● Description of the task
All records are to be retyped faithfully and completely.

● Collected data
──────────

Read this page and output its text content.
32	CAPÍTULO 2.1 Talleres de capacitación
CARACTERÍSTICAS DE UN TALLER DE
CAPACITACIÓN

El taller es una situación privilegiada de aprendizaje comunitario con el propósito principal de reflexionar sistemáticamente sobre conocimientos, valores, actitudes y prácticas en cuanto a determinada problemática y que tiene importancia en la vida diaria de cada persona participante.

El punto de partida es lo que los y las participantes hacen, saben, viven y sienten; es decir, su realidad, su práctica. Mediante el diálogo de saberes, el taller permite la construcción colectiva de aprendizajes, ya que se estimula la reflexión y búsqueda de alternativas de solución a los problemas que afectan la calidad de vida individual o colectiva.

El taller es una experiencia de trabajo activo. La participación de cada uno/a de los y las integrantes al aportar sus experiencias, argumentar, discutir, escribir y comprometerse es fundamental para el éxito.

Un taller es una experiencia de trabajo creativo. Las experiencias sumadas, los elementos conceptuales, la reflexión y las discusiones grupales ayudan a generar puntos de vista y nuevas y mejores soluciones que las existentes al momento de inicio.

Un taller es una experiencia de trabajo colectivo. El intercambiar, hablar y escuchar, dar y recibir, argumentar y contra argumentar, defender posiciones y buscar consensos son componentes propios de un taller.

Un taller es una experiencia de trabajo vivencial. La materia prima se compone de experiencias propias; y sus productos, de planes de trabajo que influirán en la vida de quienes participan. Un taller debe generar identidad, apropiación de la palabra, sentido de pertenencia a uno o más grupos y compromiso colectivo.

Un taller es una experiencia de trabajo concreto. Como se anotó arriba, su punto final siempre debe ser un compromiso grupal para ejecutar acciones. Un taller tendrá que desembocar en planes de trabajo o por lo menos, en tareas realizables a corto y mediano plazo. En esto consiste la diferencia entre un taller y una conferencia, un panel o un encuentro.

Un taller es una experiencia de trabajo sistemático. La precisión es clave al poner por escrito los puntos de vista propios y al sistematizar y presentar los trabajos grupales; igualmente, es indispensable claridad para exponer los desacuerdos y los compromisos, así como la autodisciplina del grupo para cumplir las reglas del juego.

──────────

● Answer below
Read this page and output its text content.
32	CAPÍTULO 2.1 Talleres de capacitación
CARACTERÍSTICAS DE UN TALLER DE
CAPACITACIÓN

El taller es una situación privilegiada de aprendizaje comunitario con el propósito principal de reflexionar sistemáticamente sobre conocimientos, valores, actitudes y prácticas en cuanto a determinada problemática y que tiene importancia en la vida diaria de cada persona participante.

El punto de partida es lo que los y las participantes hacen, saben, viven y sienten; es decir, su realidad, su práctica. Mediante el diálogo de saberes, el taller permite la construcción colectiva de aprendizajes, ya que se estimula la reflexión y búsqueda de alternativas de solución a los problemas que afectan la calidad de vida individual o colectiva.

El taller es una experiencia de trabajo activo. La participación de cada uno/a de los y las integrantes al aportar sus experiencias, argumentar, discutir, escribir y comprometerse es fundamental para el éxito.

Un taller es una experiencia de trabajo creativo. Las experiencias sumadas, los elementos conceptuales, la reflexión y las discusiones grupales ayudan a generar puntos de vista y nuevas y mejores soluciones que las existentes al momento de inicio.

Un taller es una experiencia de trabajo colectivo. El intercambiar, hablar y escuchar, dar y recibir, argumentar y contra argumentar, defender posiciones y buscar consensos son componentes propios de un taller.

Un taller es una experiencia de trabajo vivencial. La materia prima se compone de experiencias propias; y sus productos, de planes de trabajo que influirán en la vida de quienes participan. Un taller debe generar identidad, apropiación de la palabra, sentido de pertenencia a uno o más grupos y compromiso colectivo.

Un taller es una experiencia de trabajo concreto. Como se anotó arriba, su punto final siempre debe ser un compromiso grupal para ejecutar acciones. Un taller tendrá que desembocar en planes de trabajo o por lo menos, en tareas realizables a corto y mediano plazo. En esto consiste la diferencia entre un taller y una conferencia, un panel o un encuentro.

Un taller es una experiencia de trabajo sistemático. La precisión es clave al poner por escrito los puntos de vista propios y al sistematizar y presentar los trabajos grupales; igualmente, es indispensable claridad para exponer los desacuerdos y los compromisos, así como la autodisciplina del grupo para cumplir las reglas del juego.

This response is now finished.